REQUIREMENTS ▸ Write out all of the items again, replacing every "Stainless Steel" with "SS" and leaving everything else as it is. Omit the pictures from your answer.

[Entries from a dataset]
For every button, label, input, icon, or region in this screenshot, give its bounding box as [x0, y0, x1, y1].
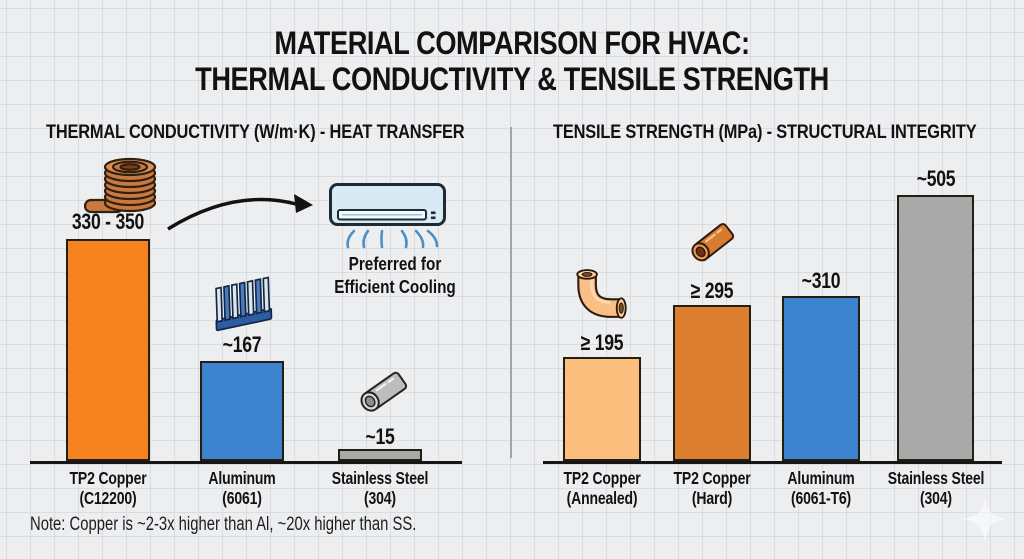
category-name: Stainless Steel — [331, 468, 429, 488]
ac-unit-icon — [328, 182, 448, 250]
copper-tube-icon — [683, 216, 741, 270]
page-title-line1: MATERIAL COMPARISON FOR HVAC: — [274, 25, 750, 61]
cooling-annotation: Preferred for Efficient Cooling — [327, 253, 463, 299]
value-label-copper-conductivity: 330 - 350 — [71, 209, 145, 234]
category-name: Aluminum — [787, 468, 855, 488]
cooling-annotation-line1: Preferred for — [348, 254, 442, 274]
footnote: Note: Copper is ~2-3x higher than Al, ~2… — [30, 514, 417, 535]
category-name: TP2 Copper — [673, 468, 751, 488]
category-name: Aluminum — [208, 468, 276, 488]
category-spec: (Annealed) — [566, 488, 638, 508]
category-copper-c12200: TP2 Copper (C12200) — [48, 468, 168, 508]
category-spec: (C12200) — [79, 488, 137, 508]
category-stainless-304-right: Stainless Steel (304) — [876, 468, 996, 508]
copper-elbow-icon — [573, 266, 633, 324]
value-label-aluminum-conductivity: ~167 — [222, 332, 262, 357]
value-label-stainless-conductivity: ~15 — [365, 424, 395, 449]
bar-copper-annealed — [563, 357, 641, 461]
category-name: TP2 Copper — [69, 468, 147, 488]
steel-tube-icon — [352, 364, 414, 422]
airflow-icon — [346, 229, 439, 249]
left-chart-title: THERMAL CONDUCTIVITY (W/m·K) - HEAT TRAN… — [46, 121, 465, 143]
bar-stainless-conductivity — [338, 449, 422, 461]
category-aluminum-6061t6: Aluminum (6061-T6) — [761, 468, 881, 508]
bar-copper-hard — [673, 305, 751, 461]
category-name: TP2 Copper — [563, 468, 641, 488]
category-spec: (Hard) — [691, 488, 733, 508]
category-spec: (6061) — [222, 488, 262, 508]
bar-stainless-tensile — [897, 195, 974, 461]
value-label-stainless-tensile: ~505 — [916, 166, 956, 191]
category-name: Stainless Steel — [887, 468, 985, 488]
left-chart-axis — [30, 461, 462, 464]
bar-aluminum-conductivity — [200, 361, 284, 461]
category-copper-hard: TP2 Copper (Hard) — [652, 468, 772, 508]
value-label-copper-annealed: ≥ 195 — [580, 330, 624, 355]
heatsink-icon — [205, 276, 279, 335]
value-label-aluminum-tensile: ~310 — [801, 268, 841, 293]
page-title-line2: THERMAL CONDUCTIVITY & TENSILE STRENGTH — [195, 61, 829, 97]
right-chart-axis — [543, 461, 1002, 464]
sparkle-watermark-icon — [963, 497, 1007, 541]
right-chart-title: TENSILE STRENGTH (MPa) - STRUCTURAL INTE… — [553, 121, 977, 143]
value-label-copper-hard: ≥ 295 — [690, 278, 734, 303]
category-spec: (304) — [364, 488, 396, 508]
page-title: MATERIAL COMPARISON FOR HVAC: THERMAL CO… — [77, 25, 947, 97]
copper-coil-icon — [83, 150, 162, 216]
cooling-annotation-line2: Efficient Cooling — [334, 277, 456, 297]
category-copper-annealed: TP2 Copper (Annealed) — [542, 468, 662, 508]
category-spec: (6061-T6) — [790, 488, 852, 508]
section-divider — [510, 127, 512, 458]
category-stainless-304-left: Stainless Steel (304) — [320, 468, 440, 508]
curved-arrow-icon — [164, 186, 316, 234]
bar-aluminum-tensile — [782, 296, 860, 461]
category-aluminum-6061: Aluminum (6061) — [182, 468, 302, 508]
bar-copper-conductivity — [66, 239, 150, 461]
category-spec: (304) — [920, 488, 952, 508]
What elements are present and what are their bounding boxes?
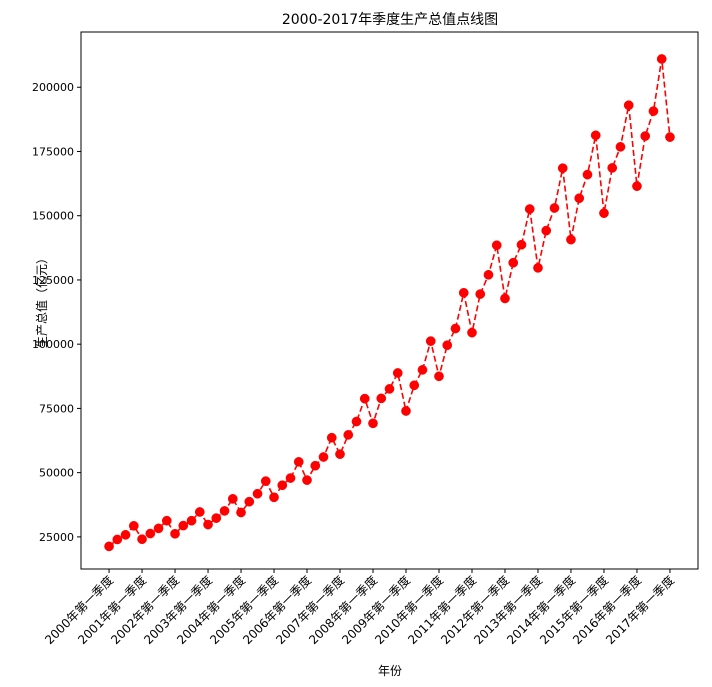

OUTPUT OF THE TASK ▸
For every button, label, input, icon, or region in this screenshot, give its bounding box as [x0, y0, x1, y1].
category-name: SS — [331, 468, 429, 488]
ac-unit-icon — [328, 182, 448, 250]
copper-tube-icon — [683, 216, 741, 270]
page-title-line1: MATERIAL COMPARISON FOR HVAC: — [274, 25, 750, 61]
cooling-annotation: Preferred for Efficient Cooling — [327, 253, 463, 299]
value-label-copper-conductivity: 330 - 350 — [71, 209, 145, 234]
category-name: Aluminum — [787, 468, 855, 488]
cooling-annotation-line1: Preferred for — [348, 254, 442, 274]
footnote: Note: Copper is ~2-3x higher than Al, ~2… — [30, 514, 417, 535]
category-name: TP2 Copper — [673, 468, 751, 488]
category-name: Aluminum — [208, 468, 276, 488]
category-spec: (Annealed) — [566, 488, 638, 508]
category-copper-c12200: TP2 Copper (C12200) — [48, 468, 168, 508]
category-spec: (C12200) — [79, 488, 137, 508]
category-stainless-304-right: SS (304) — [876, 468, 996, 508]
copper-elbow-icon — [573, 266, 633, 324]
value-label-aluminum-conductivity: ~167 — [222, 332, 262, 357]
value-label-stainless-conductivity: ~15 — [365, 424, 395, 449]
bar-copper-annealed — [563, 357, 641, 461]
category-name: TP2 Copper — [69, 468, 147, 488]
steel-tube-icon — [352, 364, 414, 422]
airflow-icon — [346, 229, 439, 249]
left-chart-title: THERMAL CONDUCTIVITY (W/m·K) - HEAT TRAN… — [46, 121, 465, 143]
bar-stainless-conductivity — [338, 449, 422, 461]
category-aluminum-6061t6: Aluminum (6061-T6) — [761, 468, 881, 508]
bar-copper-hard — [673, 305, 751, 461]
category-name: TP2 Copper — [563, 468, 641, 488]
category-spec: (Hard) — [691, 488, 733, 508]
category-spec: (6061) — [222, 488, 262, 508]
bar-stainless-tensile — [897, 195, 974, 461]
value-label-stainless-tensile: ~505 — [916, 166, 956, 191]
category-name: SS — [887, 468, 985, 488]
left-chart-axis — [30, 461, 462, 464]
bar-aluminum-conductivity — [200, 361, 284, 461]
category-copper-hard: TP2 Copper (Hard) — [652, 468, 772, 508]
value-label-copper-annealed: ≥ 195 — [580, 330, 624, 355]
heatsink-icon — [205, 276, 279, 335]
value-label-aluminum-tensile: ~310 — [801, 268, 841, 293]
page-title-line2: THERMAL CONDUCTIVITY & TENSILE STRENGTH — [195, 61, 829, 97]
right-chart-axis — [543, 461, 1002, 464]
sparkle-watermark-icon — [963, 497, 1007, 541]
right-chart-title: TENSILE STRENGTH (MPa) - STRUCTURAL INTE… — [553, 121, 977, 143]
value-label-copper-hard: ≥ 295 — [690, 278, 734, 303]
category-spec: (304) — [364, 488, 396, 508]
page-title: MATERIAL COMPARISON FOR HVAC: THERMAL CO… — [77, 25, 947, 97]
copper-coil-icon — [83, 150, 162, 216]
cooling-annotation-line2: Efficient Cooling — [334, 277, 456, 297]
category-copper-annealed: TP2 Copper (Annealed) — [542, 468, 662, 508]
category-spec: (6061-T6) — [790, 488, 852, 508]
section-divider — [510, 127, 512, 458]
category-stainless-304-left: SS (304) — [320, 468, 440, 508]
curved-arrow-icon — [164, 186, 316, 234]
bar-aluminum-tensile — [782, 296, 860, 461]
category-aluminum-6061: Aluminum (6061) — [182, 468, 302, 508]
bar-copper-conductivity — [66, 239, 150, 461]
category-spec: (304) — [920, 488, 952, 508]
What elements are present and what are their bounding boxes?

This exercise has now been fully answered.